Boxed element entries

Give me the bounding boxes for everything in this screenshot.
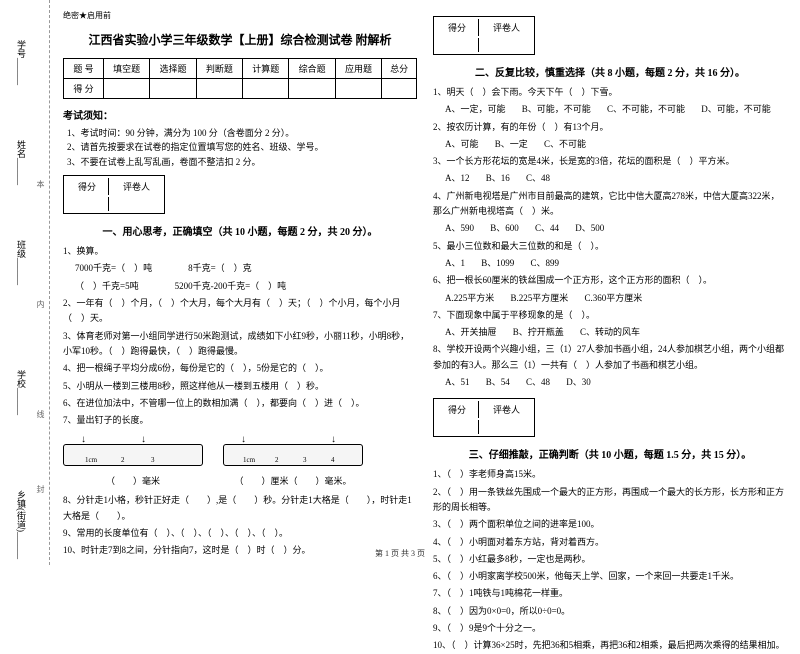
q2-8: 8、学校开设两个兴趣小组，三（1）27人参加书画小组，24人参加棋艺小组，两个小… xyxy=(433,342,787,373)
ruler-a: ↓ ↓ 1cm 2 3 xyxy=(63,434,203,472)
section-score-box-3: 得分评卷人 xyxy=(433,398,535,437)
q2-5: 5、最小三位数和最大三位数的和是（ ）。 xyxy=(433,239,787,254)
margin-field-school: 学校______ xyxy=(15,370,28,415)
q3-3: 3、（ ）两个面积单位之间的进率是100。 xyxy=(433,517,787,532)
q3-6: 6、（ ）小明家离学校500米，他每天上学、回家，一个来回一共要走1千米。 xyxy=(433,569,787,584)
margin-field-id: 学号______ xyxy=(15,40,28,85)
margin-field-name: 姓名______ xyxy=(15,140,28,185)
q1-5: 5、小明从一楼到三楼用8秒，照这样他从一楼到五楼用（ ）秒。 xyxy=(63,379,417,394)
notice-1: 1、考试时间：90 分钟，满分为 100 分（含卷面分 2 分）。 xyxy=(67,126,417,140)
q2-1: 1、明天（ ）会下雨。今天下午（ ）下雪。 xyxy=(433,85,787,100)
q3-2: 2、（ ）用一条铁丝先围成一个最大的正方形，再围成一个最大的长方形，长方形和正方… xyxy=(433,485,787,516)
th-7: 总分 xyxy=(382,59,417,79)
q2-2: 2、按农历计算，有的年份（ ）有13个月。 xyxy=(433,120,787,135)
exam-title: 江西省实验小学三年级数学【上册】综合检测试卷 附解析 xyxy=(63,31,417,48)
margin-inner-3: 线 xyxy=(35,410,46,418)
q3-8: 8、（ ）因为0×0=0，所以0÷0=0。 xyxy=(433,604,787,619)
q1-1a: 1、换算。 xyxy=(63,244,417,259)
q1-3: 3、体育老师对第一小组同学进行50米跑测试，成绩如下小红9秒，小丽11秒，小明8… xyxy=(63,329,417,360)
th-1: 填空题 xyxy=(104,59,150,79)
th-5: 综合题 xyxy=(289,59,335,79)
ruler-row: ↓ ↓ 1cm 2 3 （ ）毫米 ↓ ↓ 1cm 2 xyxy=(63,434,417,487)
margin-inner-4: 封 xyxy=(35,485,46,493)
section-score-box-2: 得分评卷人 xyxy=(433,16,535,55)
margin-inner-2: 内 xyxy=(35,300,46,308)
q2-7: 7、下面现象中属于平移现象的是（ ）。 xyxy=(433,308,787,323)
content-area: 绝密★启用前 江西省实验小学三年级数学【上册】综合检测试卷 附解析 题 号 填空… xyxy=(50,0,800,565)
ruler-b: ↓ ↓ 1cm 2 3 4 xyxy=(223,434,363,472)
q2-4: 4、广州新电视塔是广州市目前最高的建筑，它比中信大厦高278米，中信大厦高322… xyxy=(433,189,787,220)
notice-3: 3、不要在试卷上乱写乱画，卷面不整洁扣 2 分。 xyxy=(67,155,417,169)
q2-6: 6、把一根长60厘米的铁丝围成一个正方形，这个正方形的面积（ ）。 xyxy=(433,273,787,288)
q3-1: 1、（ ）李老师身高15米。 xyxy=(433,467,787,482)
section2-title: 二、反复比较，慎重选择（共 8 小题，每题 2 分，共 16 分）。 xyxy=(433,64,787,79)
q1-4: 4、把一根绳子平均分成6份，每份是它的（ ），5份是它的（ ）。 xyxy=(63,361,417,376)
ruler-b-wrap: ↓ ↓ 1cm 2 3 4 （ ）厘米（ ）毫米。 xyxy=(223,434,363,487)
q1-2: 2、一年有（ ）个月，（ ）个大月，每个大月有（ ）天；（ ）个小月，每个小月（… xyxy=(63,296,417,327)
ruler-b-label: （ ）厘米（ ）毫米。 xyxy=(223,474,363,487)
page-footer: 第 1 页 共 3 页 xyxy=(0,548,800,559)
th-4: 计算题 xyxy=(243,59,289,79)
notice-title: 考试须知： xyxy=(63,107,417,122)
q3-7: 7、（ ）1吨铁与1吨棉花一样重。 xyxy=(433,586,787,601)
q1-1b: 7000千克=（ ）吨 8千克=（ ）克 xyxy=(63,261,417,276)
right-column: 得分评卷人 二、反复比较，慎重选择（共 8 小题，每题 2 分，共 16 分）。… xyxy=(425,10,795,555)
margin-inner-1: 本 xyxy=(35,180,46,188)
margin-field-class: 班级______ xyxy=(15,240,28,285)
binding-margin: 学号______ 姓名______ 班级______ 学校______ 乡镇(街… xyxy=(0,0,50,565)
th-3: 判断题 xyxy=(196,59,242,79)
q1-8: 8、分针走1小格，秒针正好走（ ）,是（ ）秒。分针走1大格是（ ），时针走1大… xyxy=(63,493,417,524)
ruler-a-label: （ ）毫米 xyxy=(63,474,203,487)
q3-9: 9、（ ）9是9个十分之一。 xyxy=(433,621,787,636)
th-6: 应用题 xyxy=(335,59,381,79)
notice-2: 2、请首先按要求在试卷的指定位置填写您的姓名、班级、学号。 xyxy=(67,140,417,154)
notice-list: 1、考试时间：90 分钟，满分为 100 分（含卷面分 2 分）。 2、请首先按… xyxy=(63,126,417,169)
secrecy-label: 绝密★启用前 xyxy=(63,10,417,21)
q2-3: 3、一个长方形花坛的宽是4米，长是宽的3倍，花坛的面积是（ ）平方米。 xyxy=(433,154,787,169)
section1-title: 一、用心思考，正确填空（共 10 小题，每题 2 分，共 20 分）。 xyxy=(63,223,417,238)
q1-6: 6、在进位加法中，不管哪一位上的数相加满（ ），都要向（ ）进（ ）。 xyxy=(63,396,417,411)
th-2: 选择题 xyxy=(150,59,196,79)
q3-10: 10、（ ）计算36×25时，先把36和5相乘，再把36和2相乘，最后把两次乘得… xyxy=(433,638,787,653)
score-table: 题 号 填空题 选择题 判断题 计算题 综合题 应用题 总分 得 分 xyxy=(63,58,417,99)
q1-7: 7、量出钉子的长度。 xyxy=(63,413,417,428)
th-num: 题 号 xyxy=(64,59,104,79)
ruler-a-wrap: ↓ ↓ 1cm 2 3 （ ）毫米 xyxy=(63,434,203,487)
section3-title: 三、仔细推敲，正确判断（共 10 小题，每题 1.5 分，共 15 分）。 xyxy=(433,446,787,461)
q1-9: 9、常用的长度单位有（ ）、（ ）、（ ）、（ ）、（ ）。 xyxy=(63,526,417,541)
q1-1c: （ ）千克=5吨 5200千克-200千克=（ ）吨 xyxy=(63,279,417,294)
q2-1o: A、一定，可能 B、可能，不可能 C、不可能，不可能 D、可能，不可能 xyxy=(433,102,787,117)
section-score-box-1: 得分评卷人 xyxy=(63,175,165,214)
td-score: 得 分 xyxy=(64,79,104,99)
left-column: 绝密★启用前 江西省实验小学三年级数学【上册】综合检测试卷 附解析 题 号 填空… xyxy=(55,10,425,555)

Stated goal: Pull out every one of the entries above that contains the string "考试时间", copying each in full.

Output of the exercise:
notice-1: 1、考试时间：90 分钟，满分为 100 分（含卷面分 2 分）。 xyxy=(67,126,417,140)
notice-list: 1、考试时间：90 分钟，满分为 100 分（含卷面分 2 分）。 2、请首先按… xyxy=(63,126,417,169)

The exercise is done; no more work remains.